Exercise details: Quote the whole listing exactly. Leave the pictures out of your copy.

Figure data in JSON:
-*-*-

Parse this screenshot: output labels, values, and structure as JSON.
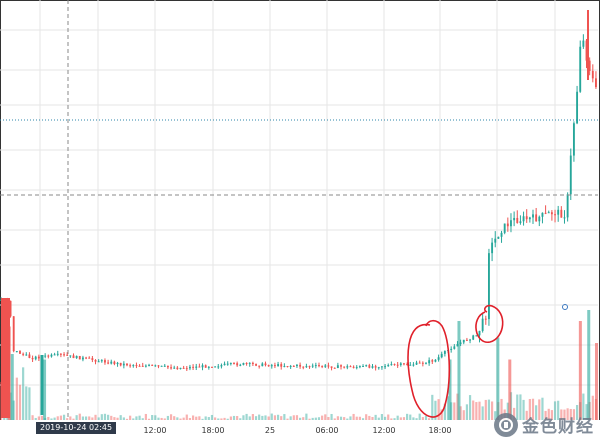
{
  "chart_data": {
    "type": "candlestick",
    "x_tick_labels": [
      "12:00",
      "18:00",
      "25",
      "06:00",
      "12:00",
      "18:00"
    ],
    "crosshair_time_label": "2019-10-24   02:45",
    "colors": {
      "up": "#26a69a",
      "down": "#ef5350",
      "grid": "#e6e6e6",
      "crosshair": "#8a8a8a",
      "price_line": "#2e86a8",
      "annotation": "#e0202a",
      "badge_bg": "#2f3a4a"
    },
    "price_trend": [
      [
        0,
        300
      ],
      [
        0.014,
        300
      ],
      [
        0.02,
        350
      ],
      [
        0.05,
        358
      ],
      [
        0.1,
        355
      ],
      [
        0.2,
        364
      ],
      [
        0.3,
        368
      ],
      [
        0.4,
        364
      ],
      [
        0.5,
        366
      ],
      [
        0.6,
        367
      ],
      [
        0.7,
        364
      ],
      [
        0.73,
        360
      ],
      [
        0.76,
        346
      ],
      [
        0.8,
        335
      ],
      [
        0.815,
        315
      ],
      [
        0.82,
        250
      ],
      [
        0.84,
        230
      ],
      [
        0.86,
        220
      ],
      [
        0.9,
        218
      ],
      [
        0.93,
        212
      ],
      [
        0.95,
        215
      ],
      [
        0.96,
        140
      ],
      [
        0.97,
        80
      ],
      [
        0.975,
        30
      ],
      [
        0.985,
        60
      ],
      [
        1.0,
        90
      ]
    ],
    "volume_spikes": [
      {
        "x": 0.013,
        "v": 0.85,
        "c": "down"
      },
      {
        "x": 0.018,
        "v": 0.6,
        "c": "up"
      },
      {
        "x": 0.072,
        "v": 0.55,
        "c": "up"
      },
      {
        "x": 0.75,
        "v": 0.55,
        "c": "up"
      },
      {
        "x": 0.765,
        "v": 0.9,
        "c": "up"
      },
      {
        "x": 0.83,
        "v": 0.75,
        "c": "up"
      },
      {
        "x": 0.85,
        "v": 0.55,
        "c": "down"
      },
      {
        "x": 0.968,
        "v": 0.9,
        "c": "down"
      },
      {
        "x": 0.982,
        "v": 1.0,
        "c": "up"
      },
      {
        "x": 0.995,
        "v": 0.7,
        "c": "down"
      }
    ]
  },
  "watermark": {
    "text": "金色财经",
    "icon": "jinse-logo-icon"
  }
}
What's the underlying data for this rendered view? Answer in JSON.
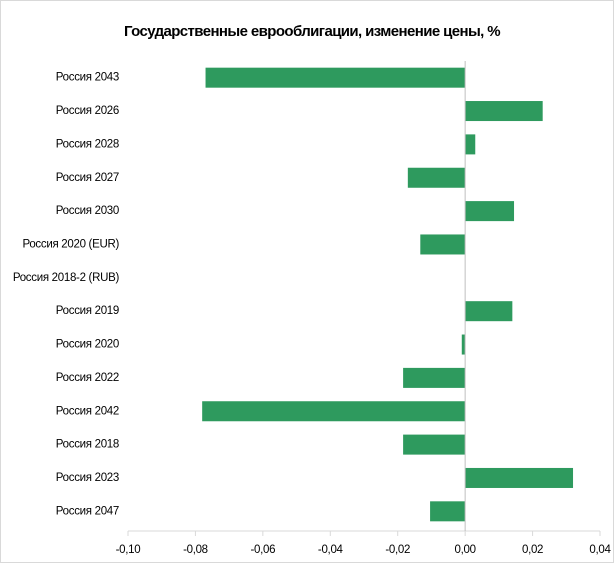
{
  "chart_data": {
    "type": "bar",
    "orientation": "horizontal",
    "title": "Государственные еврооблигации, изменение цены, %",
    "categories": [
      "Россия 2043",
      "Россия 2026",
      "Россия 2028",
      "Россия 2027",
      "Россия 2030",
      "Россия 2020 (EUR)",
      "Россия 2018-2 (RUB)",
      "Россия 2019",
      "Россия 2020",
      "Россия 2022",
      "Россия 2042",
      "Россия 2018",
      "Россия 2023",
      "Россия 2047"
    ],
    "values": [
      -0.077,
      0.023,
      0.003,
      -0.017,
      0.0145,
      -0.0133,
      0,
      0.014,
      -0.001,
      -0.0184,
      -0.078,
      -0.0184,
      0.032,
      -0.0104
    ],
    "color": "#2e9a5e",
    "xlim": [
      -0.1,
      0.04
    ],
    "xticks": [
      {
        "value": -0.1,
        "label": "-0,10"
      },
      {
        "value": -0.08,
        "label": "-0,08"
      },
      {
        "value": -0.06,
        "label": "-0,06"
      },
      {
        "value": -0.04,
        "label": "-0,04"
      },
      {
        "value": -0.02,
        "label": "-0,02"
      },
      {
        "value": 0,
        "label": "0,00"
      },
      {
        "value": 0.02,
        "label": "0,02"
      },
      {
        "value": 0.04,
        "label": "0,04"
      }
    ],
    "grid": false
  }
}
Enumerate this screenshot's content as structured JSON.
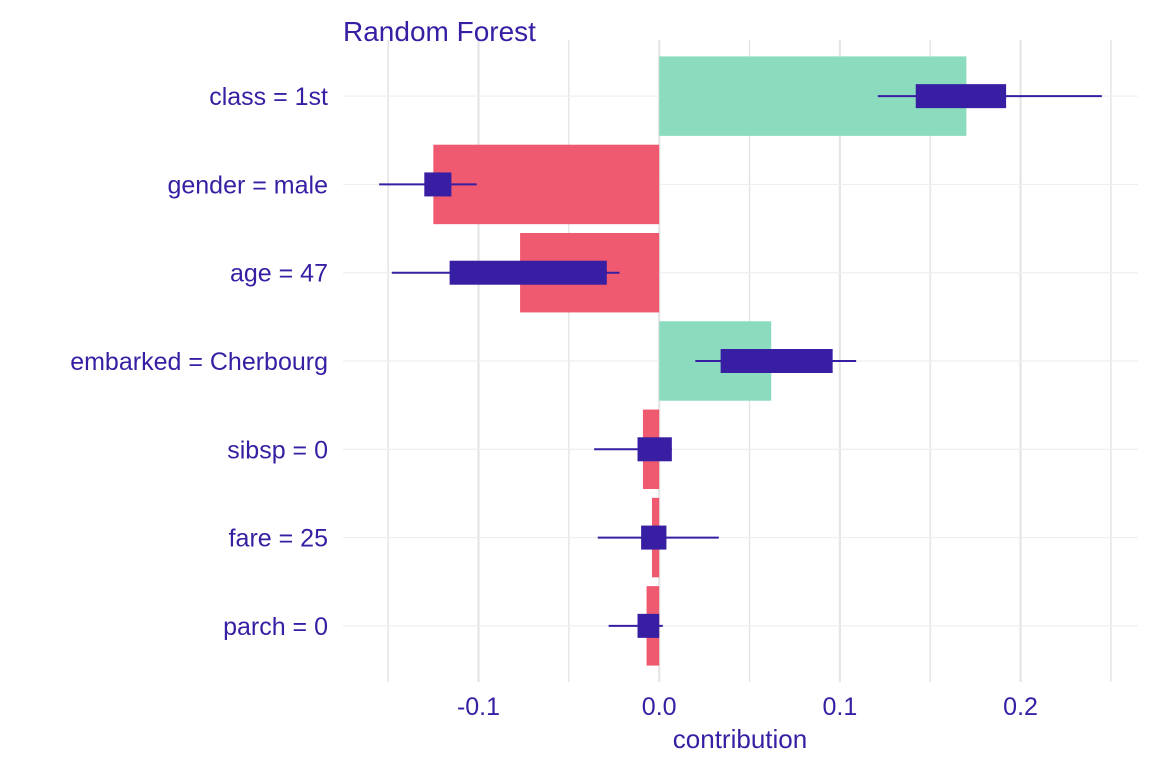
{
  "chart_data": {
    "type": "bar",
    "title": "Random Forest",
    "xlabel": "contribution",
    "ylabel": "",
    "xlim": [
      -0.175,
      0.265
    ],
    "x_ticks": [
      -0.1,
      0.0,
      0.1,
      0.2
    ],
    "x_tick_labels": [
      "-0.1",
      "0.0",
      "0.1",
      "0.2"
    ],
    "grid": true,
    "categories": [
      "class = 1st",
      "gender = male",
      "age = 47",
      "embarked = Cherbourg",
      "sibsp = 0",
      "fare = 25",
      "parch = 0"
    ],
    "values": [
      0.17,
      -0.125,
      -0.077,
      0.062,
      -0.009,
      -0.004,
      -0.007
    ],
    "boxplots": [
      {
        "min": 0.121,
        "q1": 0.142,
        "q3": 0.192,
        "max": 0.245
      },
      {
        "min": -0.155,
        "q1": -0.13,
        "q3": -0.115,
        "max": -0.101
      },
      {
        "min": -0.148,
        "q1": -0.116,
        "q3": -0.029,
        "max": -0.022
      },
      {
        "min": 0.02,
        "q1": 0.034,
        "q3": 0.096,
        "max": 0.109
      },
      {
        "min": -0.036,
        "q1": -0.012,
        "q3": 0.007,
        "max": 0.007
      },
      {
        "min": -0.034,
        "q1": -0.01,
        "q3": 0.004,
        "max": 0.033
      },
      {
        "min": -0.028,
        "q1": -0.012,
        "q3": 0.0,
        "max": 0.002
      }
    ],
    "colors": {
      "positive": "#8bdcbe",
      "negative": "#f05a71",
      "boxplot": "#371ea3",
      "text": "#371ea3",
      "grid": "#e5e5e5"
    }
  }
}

-*-*-

Exercise response:
Parse this screenshot: output labels, values, and structure as JSON.
{
  "chart_data": {
    "type": "candlestick",
    "x_tick_labels": [
      "12:00",
      "18:00",
      "25",
      "06:00",
      "12:00",
      "18:00"
    ],
    "crosshair_time_label": "2019-10-24   02:45",
    "colors": {
      "up": "#26a69a",
      "down": "#ef5350",
      "grid": "#e6e6e6",
      "crosshair": "#8a8a8a",
      "price_line": "#2e86a8",
      "annotation": "#e0202a",
      "badge_bg": "#2f3a4a"
    },
    "price_trend": [
      [
        0,
        300
      ],
      [
        0.014,
        300
      ],
      [
        0.02,
        350
      ],
      [
        0.05,
        358
      ],
      [
        0.1,
        355
      ],
      [
        0.2,
        364
      ],
      [
        0.3,
        368
      ],
      [
        0.4,
        364
      ],
      [
        0.5,
        366
      ],
      [
        0.6,
        367
      ],
      [
        0.7,
        364
      ],
      [
        0.73,
        360
      ],
      [
        0.76,
        346
      ],
      [
        0.8,
        335
      ],
      [
        0.815,
        315
      ],
      [
        0.82,
        250
      ],
      [
        0.84,
        230
      ],
      [
        0.86,
        220
      ],
      [
        0.9,
        218
      ],
      [
        0.93,
        212
      ],
      [
        0.95,
        215
      ],
      [
        0.96,
        140
      ],
      [
        0.97,
        80
      ],
      [
        0.975,
        30
      ],
      [
        0.985,
        60
      ],
      [
        1.0,
        90
      ]
    ],
    "volume_spikes": [
      {
        "x": 0.013,
        "v": 0.85,
        "c": "down"
      },
      {
        "x": 0.018,
        "v": 0.6,
        "c": "up"
      },
      {
        "x": 0.072,
        "v": 0.55,
        "c": "up"
      },
      {
        "x": 0.75,
        "v": 0.55,
        "c": "up"
      },
      {
        "x": 0.765,
        "v": 0.9,
        "c": "up"
      },
      {
        "x": 0.83,
        "v": 0.75,
        "c": "up"
      },
      {
        "x": 0.85,
        "v": 0.55,
        "c": "down"
      },
      {
        "x": 0.968,
        "v": 0.9,
        "c": "down"
      },
      {
        "x": 0.982,
        "v": 1.0,
        "c": "up"
      },
      {
        "x": 0.995,
        "v": 0.7,
        "c": "down"
      }
    ]
  },
  "watermark": {
    "text": "金色财经",
    "icon": "jinse-logo-icon"
  }
}
What's the underlying data for this rendered view? Answer in JSON.
{
  "chart_data": {
    "type": "bar",
    "orientation": "horizontal",
    "title": "Государственные еврооблигации, изменение цены, %",
    "categories": [
      "Россия 2043",
      "Россия 2026",
      "Россия 2028",
      "Россия 2027",
      "Россия 2030",
      "Россия 2020 (EUR)",
      "Россия 2018-2 (RUB)",
      "Россия 2019",
      "Россия 2020",
      "Россия 2022",
      "Россия 2042",
      "Россия 2018",
      "Россия 2023",
      "Россия 2047"
    ],
    "values": [
      -0.077,
      0.023,
      0.003,
      -0.017,
      0.0145,
      -0.0133,
      0,
      0.014,
      -0.001,
      -0.0184,
      -0.078,
      -0.0184,
      0.032,
      -0.0104
    ],
    "color": "#2e9a5e",
    "xlim": [
      -0.1,
      0.04
    ],
    "xticks": [
      {
        "value": -0.1,
        "label": "-0,10"
      },
      {
        "value": -0.08,
        "label": "-0,08"
      },
      {
        "value": -0.06,
        "label": "-0,06"
      },
      {
        "value": -0.04,
        "label": "-0,04"
      },
      {
        "value": -0.02,
        "label": "-0,02"
      },
      {
        "value": 0,
        "label": "0,00"
      },
      {
        "value": 0.02,
        "label": "0,02"
      },
      {
        "value": 0.04,
        "label": "0,04"
      }
    ],
    "grid": false
  }
}
Enumerate this screenshot's content as structured JSON.
{
  "chart_data": {
    "type": "bar",
    "title": "Random Forest",
    "xlabel": "contribution",
    "ylabel": "",
    "xlim": [
      -0.175,
      0.265
    ],
    "x_ticks": [
      -0.1,
      0.0,
      0.1,
      0.2
    ],
    "x_tick_labels": [
      "-0.1",
      "0.0",
      "0.1",
      "0.2"
    ],
    "grid": true,
    "categories": [
      "class = 1st",
      "gender = male",
      "age = 47",
      "embarked = Cherbourg",
      "sibsp = 0",
      "fare = 25",
      "parch = 0"
    ],
    "values": [
      0.17,
      -0.125,
      -0.077,
      0.062,
      -0.009,
      -0.004,
      -0.007
    ],
    "boxplots": [
      {
        "min": 0.121,
        "q1": 0.142,
        "q3": 0.192,
        "max": 0.245
      },
      {
        "min": -0.155,
        "q1": -0.13,
        "q3": -0.115,
        "max": -0.101
      },
      {
        "min": -0.148,
        "q1": -0.116,
        "q3": -0.029,
        "max": -0.022
      },
      {
        "min": 0.02,
        "q1": 0.034,
        "q3": 0.096,
        "max": 0.109
      },
      {
        "min": -0.036,
        "q1": -0.012,
        "q3": 0.007,
        "max": 0.007
      },
      {
        "min": -0.034,
        "q1": -0.01,
        "q3": 0.004,
        "max": 0.033
      },
      {
        "min": -0.028,
        "q1": -0.012,
        "q3": 0.0,
        "max": 0.002
      }
    ],
    "colors": {
      "positive": "#8bdcbe",
      "negative": "#f05a71",
      "boxplot": "#371ea3",
      "text": "#371ea3",
      "grid": "#e5e5e5"
    }
  }
}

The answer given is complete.